__YOUR ASSIGNMENT__. Scan the entries below and extract each line with the word "systems" in it.

__INPUT DATA__.
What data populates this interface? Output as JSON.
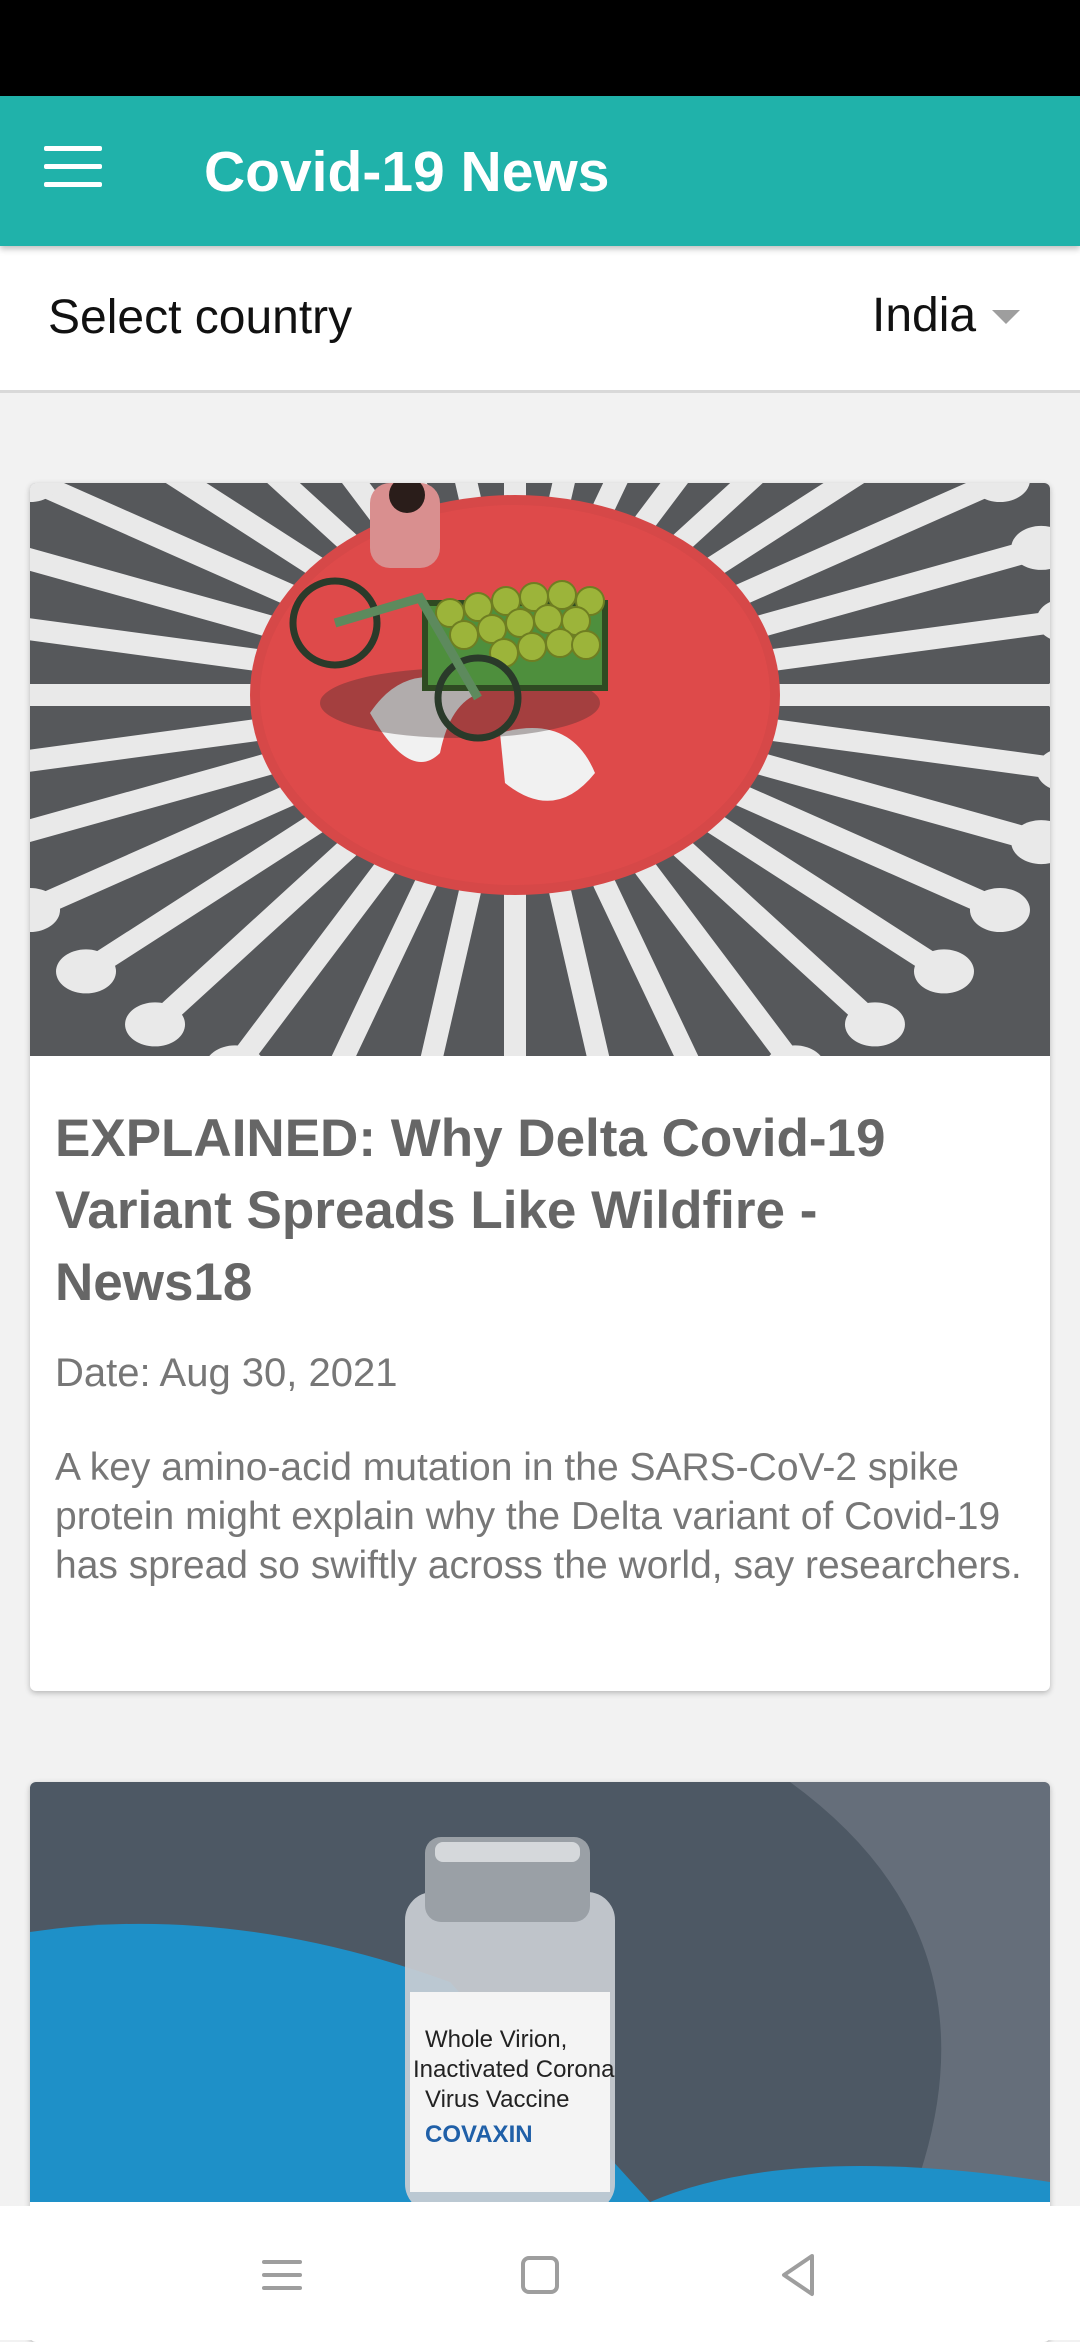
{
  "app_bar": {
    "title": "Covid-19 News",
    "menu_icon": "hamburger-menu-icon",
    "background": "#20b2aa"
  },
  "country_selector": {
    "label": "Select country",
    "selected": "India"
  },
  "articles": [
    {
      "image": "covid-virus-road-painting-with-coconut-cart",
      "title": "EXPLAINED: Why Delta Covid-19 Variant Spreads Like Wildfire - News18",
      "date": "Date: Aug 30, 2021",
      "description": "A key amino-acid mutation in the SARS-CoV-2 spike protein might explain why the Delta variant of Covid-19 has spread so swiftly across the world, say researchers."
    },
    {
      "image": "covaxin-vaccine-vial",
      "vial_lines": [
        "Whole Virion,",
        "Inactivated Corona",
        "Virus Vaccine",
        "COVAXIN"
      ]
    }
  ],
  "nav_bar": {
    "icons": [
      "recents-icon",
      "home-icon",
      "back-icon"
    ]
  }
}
==
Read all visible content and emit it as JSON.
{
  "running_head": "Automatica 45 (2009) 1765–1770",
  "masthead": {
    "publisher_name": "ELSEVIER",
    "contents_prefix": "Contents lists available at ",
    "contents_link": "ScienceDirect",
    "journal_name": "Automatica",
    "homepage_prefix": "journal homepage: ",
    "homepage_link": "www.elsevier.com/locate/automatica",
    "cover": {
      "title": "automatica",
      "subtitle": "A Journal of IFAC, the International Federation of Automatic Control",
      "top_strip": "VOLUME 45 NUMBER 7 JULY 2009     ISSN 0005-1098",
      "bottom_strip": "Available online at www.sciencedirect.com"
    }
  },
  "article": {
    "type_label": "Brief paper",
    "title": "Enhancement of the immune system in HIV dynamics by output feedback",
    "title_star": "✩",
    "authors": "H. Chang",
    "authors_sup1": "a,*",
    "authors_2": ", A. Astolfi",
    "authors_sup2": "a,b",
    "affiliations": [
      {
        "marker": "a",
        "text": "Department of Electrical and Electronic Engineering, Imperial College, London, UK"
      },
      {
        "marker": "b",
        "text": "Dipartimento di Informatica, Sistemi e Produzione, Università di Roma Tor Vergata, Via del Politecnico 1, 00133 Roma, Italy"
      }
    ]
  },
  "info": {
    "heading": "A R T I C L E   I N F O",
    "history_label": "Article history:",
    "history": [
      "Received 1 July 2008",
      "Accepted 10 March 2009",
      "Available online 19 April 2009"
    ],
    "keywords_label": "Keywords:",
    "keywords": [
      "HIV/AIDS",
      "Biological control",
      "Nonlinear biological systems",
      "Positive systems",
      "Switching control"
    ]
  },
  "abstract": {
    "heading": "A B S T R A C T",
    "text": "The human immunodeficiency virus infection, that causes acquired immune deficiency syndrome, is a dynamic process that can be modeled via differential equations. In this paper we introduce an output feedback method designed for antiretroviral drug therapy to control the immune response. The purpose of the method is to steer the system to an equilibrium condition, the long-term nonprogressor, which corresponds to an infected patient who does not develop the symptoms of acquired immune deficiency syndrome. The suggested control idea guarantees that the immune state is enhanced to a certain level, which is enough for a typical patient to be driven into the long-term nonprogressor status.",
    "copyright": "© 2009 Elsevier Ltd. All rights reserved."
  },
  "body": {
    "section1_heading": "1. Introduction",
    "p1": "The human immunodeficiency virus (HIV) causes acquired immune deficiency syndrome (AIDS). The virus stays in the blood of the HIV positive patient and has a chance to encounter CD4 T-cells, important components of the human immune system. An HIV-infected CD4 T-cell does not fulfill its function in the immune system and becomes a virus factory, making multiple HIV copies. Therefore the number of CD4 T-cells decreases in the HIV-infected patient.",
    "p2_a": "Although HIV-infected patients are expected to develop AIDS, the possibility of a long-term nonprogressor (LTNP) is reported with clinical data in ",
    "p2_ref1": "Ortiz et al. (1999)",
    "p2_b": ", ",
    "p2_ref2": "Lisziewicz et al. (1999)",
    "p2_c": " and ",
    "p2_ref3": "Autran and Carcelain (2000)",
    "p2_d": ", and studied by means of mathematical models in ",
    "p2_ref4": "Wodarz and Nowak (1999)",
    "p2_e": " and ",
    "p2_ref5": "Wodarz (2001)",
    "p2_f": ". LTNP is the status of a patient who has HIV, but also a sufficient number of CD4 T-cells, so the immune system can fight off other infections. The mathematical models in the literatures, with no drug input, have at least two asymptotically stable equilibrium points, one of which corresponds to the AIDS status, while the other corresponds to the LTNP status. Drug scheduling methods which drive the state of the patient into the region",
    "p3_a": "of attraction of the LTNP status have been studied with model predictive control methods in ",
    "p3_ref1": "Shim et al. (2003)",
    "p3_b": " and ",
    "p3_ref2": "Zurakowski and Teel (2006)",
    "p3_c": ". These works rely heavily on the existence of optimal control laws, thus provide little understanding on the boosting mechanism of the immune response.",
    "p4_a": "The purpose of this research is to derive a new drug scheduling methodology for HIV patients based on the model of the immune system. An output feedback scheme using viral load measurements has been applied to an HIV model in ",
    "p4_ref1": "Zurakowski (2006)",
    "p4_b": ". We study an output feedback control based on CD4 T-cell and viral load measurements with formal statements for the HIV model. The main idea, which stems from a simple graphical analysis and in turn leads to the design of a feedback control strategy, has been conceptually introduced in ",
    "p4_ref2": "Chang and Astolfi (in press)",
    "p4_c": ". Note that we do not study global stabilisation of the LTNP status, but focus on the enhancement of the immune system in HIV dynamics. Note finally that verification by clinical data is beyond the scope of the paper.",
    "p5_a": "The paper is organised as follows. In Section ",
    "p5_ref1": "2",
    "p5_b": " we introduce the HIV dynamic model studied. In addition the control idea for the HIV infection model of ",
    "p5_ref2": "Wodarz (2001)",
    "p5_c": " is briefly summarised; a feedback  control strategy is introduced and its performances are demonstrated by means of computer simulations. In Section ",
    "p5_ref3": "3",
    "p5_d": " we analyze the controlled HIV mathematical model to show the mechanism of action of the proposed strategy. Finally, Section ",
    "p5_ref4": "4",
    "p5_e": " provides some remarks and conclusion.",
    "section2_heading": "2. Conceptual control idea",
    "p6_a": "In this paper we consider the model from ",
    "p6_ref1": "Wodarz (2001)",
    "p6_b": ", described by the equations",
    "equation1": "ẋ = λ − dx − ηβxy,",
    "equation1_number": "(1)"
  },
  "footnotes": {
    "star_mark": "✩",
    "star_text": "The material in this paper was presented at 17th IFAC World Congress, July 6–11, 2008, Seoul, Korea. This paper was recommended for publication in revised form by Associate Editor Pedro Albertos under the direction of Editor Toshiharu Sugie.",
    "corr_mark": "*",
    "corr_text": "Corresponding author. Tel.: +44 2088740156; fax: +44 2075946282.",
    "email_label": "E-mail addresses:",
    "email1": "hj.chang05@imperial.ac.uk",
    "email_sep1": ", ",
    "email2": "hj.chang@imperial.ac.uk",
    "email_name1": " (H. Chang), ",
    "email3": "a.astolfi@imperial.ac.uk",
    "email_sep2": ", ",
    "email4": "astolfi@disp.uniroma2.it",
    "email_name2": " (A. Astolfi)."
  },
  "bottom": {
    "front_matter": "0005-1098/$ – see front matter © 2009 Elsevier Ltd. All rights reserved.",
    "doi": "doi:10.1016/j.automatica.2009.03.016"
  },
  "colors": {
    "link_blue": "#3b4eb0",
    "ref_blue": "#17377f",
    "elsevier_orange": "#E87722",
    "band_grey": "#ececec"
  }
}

__SOLUTION FOR THIS PROBLEM__.
      "Nonlinear biological systems",
      "Positive systems",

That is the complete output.